### EXERCISE
Select the lines that contain "depth" and copy each of them.

### Data tied to figure images
########################################
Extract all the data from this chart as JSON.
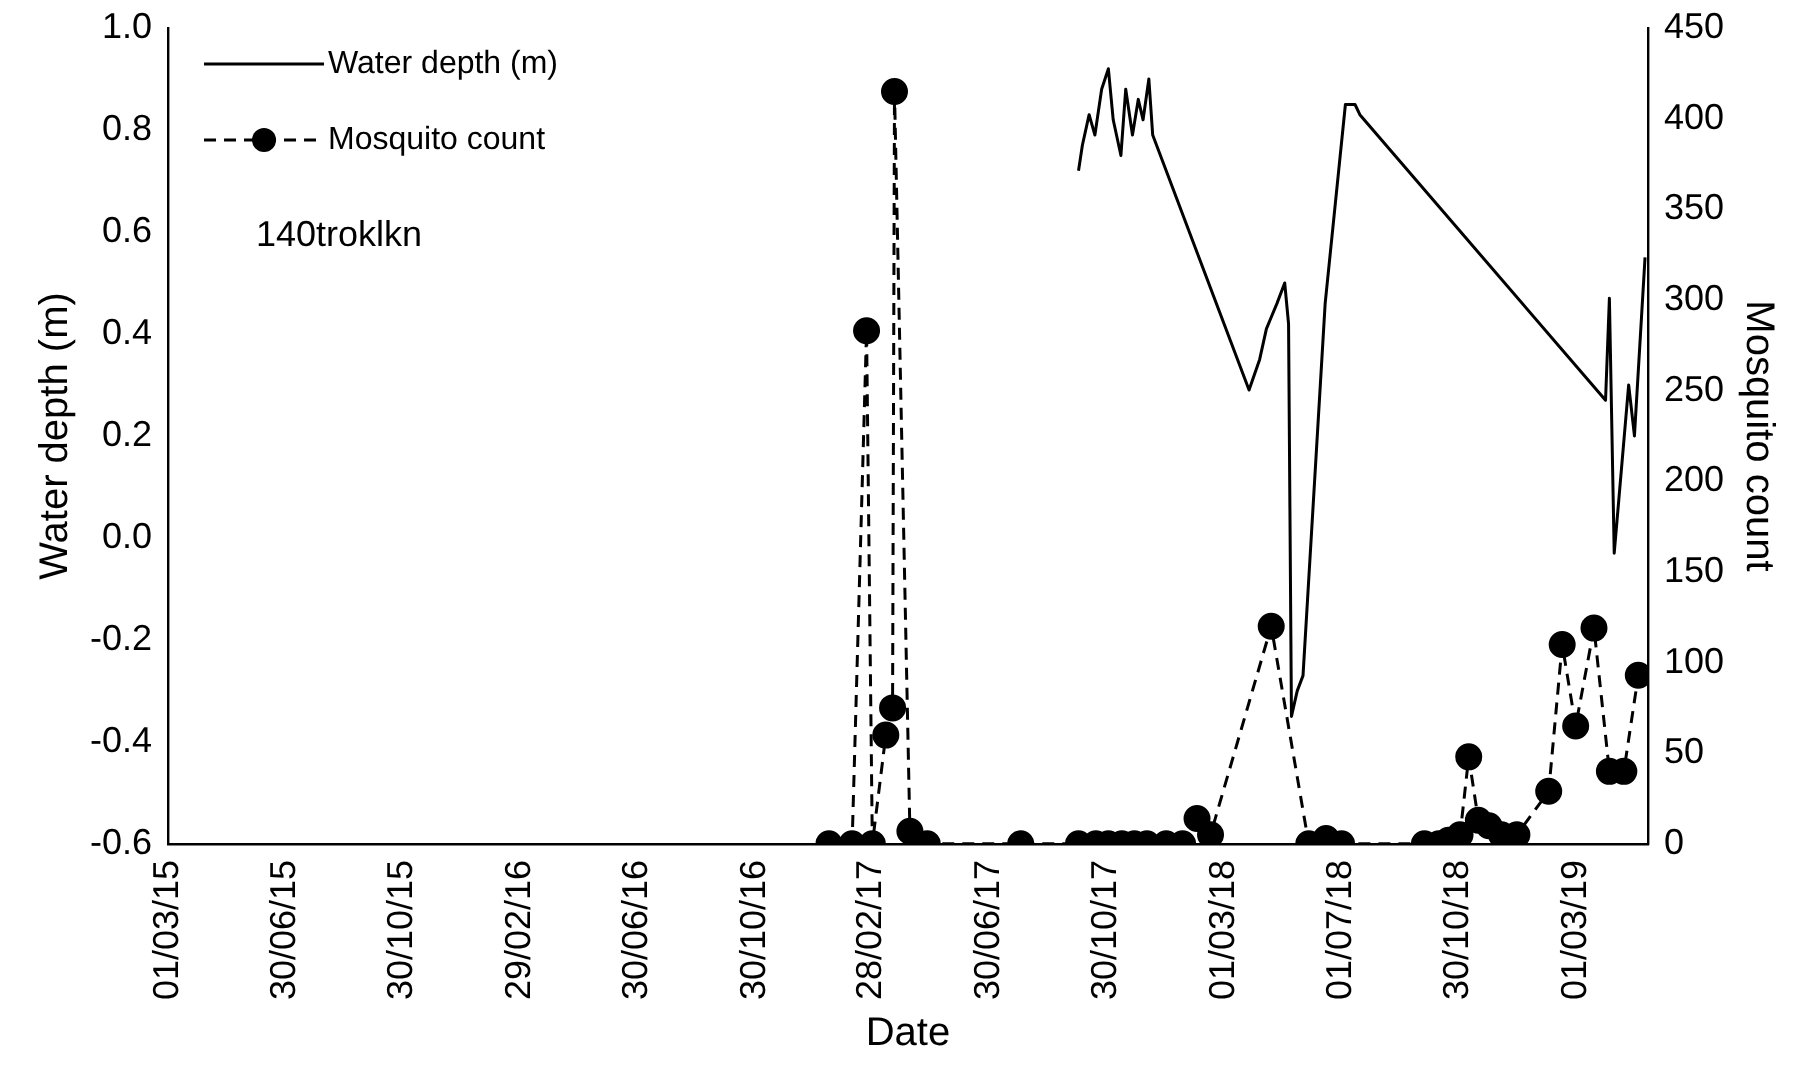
{
  "chart_data": {
    "type": "line",
    "xlabel": "Date",
    "ylabel": "Water depth (m)",
    "y2label": "Mosquito count",
    "legend": "top left",
    "annotations": [
      "140troklkn"
    ],
    "xlim": [
      "2015-03-01",
      "2019-05-15"
    ],
    "xticks": [
      {
        "value": "2015-03-01",
        "label": "01/03/15"
      },
      {
        "value": "2015-06-30",
        "label": "30/06/15"
      },
      {
        "value": "2015-10-30",
        "label": "30/10/15"
      },
      {
        "value": "2016-02-29",
        "label": "29/02/16"
      },
      {
        "value": "2016-06-30",
        "label": "30/06/16"
      },
      {
        "value": "2016-10-30",
        "label": "30/10/16"
      },
      {
        "value": "2017-02-28",
        "label": "28/02/17"
      },
      {
        "value": "2017-06-30",
        "label": "30/06/17"
      },
      {
        "value": "2017-10-30",
        "label": "30/10/17"
      },
      {
        "value": "2018-03-01",
        "label": "01/03/18"
      },
      {
        "value": "2018-07-01",
        "label": "01/07/18"
      },
      {
        "value": "2018-10-30",
        "label": "30/10/18"
      },
      {
        "value": "2019-03-01",
        "label": "01/03/19"
      }
    ],
    "ylim": [
      -0.6,
      1.0
    ],
    "yticks": [
      -0.6,
      -0.4,
      -0.2,
      {
        "value": 0,
        "label": "0.0"
      },
      0.2,
      0.4,
      0.6,
      0.8,
      {
        "value": 1,
        "label": "1.0"
      }
    ],
    "y2lim": [
      0,
      450
    ],
    "y2ticks": [
      0,
      50,
      100,
      150,
      200,
      250,
      300,
      350,
      400,
      450
    ],
    "series": [
      {
        "name": "Water depth (m)",
        "color": "#000000",
        "line_style": "solid",
        "marker": "none",
        "x": [
          "2017-10-01",
          "2017-10-05",
          "2017-10-12",
          "2017-10-18",
          "2017-10-25",
          "2017-11-01",
          "2017-11-06",
          "2017-11-14",
          "2017-11-19",
          "2017-11-26",
          "2017-12-02",
          "2017-12-07",
          "2017-12-13",
          "2017-12-17",
          "2018-03-27",
          "2018-04-07",
          "2018-04-14",
          "2018-04-25",
          "2018-05-03",
          "2018-05-07",
          "2018-05-10",
          "2018-05-16",
          "2018-05-22",
          "2018-06-14",
          "2018-07-05",
          "2018-07-15",
          "2018-07-20",
          "2019-04-01",
          "2019-04-05",
          "2019-04-10",
          "2019-04-25",
          "2019-05-01",
          "2019-05-12"
        ],
        "values": [
          0.72,
          0.77,
          0.83,
          0.79,
          0.88,
          0.92,
          0.82,
          0.75,
          0.88,
          0.79,
          0.86,
          0.82,
          0.9,
          0.79,
          0.29,
          0.35,
          0.41,
          0.46,
          0.5,
          0.42,
          -0.35,
          -0.3,
          -0.27,
          0.46,
          0.85,
          0.85,
          0.83,
          0.27,
          0.47,
          -0.03,
          0.3,
          0.2,
          0.55
        ]
      },
      {
        "name": "Mosquito count",
        "color": "#000000",
        "axis": "y2",
        "line_style": "dashed",
        "marker": "circle",
        "x": [
          "2017-01-15",
          "2017-02-08",
          "2017-02-23",
          "2017-03-01",
          "2017-03-15",
          "2017-03-22",
          "2017-03-24",
          "2017-04-09",
          "2017-04-27",
          "2017-08-02",
          "2017-10-01",
          "2017-10-19",
          "2017-11-01",
          "2017-11-15",
          "2017-11-28",
          "2017-12-11",
          "2017-12-31",
          "2018-01-17",
          "2018-02-01",
          "2018-02-15",
          "2018-04-19",
          "2018-05-28",
          "2018-06-15",
          "2018-07-01",
          "2018-09-25",
          "2018-10-10",
          "2018-10-20",
          "2018-11-01",
          "2018-11-10",
          "2018-11-20",
          "2018-12-01",
          "2018-12-14",
          "2018-12-30",
          "2019-02-01",
          "2019-02-15",
          "2019-03-01",
          "2019-03-20",
          "2019-04-05",
          "2019-04-20",
          "2019-05-05"
        ],
        "values": [
          0,
          0,
          283,
          0,
          60,
          75,
          415,
          7,
          0,
          0,
          0,
          0,
          0,
          0,
          0,
          0,
          0,
          0,
          14,
          5,
          120,
          0,
          3,
          0,
          0,
          0,
          2,
          5,
          48,
          13,
          10,
          5,
          5,
          29,
          110,
          65,
          119,
          40,
          40,
          93
        ]
      }
    ]
  }
}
########################################
### ANSWER TO THE EXERCISE
    "ylabel": "Water depth (m)",
        "name": "Water depth (m)",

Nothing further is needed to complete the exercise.